# MATERIALS PROVIDED
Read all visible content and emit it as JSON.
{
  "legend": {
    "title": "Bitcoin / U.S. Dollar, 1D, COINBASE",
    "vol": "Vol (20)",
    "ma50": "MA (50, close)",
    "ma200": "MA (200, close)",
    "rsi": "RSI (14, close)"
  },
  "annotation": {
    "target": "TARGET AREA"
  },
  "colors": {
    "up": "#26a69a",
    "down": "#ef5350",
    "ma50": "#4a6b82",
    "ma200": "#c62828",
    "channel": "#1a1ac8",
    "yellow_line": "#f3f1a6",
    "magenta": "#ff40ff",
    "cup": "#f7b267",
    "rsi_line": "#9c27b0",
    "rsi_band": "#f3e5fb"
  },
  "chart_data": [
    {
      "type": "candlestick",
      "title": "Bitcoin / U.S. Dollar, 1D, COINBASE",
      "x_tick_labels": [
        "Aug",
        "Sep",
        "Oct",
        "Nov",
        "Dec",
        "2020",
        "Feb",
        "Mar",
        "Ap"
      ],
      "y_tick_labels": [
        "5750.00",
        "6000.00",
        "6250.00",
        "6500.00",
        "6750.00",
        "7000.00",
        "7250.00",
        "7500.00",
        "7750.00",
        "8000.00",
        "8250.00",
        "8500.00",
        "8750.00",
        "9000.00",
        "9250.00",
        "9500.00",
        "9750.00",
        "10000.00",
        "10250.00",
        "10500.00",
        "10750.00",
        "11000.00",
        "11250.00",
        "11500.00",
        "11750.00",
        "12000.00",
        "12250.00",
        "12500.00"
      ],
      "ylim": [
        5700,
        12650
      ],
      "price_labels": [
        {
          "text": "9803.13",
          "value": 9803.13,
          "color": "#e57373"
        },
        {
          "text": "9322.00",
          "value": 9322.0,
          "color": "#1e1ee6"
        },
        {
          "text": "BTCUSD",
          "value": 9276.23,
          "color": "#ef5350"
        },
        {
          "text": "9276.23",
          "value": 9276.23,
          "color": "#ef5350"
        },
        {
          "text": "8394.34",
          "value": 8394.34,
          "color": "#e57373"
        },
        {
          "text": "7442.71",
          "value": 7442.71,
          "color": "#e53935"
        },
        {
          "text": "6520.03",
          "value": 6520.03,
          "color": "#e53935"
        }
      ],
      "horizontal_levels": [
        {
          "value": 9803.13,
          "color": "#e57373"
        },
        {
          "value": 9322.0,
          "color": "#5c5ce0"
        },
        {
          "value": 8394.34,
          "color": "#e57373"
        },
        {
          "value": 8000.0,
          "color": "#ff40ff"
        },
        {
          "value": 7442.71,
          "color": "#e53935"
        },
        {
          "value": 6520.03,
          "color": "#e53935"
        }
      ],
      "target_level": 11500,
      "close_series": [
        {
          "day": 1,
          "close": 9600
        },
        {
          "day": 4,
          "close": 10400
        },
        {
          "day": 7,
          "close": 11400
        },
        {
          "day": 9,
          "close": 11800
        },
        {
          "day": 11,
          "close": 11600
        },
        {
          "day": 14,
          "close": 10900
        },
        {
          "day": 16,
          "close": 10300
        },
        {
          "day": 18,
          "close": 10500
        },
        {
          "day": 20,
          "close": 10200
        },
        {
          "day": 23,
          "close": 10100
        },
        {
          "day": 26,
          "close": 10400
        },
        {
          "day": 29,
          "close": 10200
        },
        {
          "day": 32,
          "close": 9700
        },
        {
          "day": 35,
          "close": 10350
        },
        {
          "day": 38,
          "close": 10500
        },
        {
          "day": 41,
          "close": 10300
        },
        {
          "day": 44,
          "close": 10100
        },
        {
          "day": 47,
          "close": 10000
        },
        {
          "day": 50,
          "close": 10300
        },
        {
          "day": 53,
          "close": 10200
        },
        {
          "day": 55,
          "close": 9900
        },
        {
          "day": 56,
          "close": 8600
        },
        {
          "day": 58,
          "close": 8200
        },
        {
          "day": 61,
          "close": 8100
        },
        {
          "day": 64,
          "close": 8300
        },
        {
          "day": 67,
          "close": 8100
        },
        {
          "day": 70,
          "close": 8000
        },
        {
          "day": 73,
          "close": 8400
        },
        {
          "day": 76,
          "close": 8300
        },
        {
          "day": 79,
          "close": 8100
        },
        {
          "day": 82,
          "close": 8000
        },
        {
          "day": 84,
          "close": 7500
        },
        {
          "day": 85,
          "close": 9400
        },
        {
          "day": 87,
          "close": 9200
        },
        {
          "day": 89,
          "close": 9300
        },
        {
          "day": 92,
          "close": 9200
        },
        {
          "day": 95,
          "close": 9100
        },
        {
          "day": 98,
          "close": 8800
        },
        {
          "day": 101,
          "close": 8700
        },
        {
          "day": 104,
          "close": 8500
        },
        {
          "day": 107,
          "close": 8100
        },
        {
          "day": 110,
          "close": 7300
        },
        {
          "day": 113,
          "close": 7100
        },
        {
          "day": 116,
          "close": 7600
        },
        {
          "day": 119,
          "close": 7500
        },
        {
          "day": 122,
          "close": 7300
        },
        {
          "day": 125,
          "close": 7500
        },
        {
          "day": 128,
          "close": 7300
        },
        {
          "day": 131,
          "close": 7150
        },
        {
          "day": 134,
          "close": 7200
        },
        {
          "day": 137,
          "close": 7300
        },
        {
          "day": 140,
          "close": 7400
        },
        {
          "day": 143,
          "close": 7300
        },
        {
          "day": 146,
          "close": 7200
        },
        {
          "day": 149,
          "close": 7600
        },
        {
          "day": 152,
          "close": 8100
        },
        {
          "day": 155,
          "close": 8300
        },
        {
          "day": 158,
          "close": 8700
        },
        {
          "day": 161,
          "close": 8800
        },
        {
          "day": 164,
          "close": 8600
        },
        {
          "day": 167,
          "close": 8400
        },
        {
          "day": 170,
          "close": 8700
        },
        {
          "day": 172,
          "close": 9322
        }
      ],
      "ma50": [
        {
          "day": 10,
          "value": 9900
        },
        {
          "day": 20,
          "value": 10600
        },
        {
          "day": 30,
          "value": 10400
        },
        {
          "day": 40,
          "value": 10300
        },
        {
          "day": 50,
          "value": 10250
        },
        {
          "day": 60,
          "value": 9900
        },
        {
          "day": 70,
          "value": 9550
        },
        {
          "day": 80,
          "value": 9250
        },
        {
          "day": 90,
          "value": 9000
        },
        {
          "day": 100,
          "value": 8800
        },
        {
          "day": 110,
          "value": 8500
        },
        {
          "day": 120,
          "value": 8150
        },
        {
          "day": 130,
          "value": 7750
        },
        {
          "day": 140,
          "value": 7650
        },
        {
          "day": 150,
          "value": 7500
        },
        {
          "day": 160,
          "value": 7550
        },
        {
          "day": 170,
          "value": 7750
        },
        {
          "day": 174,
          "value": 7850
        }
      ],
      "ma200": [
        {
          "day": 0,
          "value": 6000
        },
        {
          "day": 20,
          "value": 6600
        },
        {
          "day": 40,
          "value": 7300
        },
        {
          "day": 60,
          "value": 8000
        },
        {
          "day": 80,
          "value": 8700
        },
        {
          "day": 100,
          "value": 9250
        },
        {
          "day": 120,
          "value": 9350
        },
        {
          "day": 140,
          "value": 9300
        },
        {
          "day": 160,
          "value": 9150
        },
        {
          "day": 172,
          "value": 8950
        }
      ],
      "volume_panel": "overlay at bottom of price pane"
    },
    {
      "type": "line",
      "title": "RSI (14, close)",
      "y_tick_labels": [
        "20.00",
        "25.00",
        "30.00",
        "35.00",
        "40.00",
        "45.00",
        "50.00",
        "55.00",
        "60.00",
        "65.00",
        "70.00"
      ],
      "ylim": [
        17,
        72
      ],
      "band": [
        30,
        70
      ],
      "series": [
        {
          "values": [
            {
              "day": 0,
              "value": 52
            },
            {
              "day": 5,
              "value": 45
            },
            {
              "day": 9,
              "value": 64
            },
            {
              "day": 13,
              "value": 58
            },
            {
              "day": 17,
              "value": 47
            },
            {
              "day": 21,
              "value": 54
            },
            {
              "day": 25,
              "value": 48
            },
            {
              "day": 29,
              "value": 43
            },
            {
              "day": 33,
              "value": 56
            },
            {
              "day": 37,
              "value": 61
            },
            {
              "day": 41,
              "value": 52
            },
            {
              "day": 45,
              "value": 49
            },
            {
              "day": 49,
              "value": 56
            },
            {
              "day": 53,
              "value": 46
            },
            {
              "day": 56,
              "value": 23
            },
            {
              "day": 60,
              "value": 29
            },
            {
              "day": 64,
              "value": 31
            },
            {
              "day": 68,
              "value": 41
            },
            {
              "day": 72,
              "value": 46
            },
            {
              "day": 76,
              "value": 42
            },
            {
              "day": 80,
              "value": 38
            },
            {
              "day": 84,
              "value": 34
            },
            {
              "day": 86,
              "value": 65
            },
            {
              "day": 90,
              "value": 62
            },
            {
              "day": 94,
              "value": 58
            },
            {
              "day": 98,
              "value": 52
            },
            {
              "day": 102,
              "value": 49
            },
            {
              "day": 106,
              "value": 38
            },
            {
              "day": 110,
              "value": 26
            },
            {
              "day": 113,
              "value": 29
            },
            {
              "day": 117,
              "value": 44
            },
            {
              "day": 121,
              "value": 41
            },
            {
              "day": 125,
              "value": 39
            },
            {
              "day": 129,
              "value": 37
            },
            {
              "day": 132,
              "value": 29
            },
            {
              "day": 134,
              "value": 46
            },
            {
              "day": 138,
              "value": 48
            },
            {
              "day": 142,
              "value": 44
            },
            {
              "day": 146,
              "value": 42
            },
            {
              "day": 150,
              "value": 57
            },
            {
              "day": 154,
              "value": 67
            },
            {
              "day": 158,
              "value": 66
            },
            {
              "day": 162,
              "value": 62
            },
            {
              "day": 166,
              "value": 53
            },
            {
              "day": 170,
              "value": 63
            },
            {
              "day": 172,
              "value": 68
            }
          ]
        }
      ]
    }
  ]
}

# WHAT YOU SHOULD DO
Look through the listing above. Pick out each line with "Bitcoin" and copy it.

# ANSWER TO THIS PROBLEM
    "title": "Bitcoin / U.S. Dollar, 1D, COINBASE",
      "title": "Bitcoin / U.S. Dollar, 1D, COINBASE",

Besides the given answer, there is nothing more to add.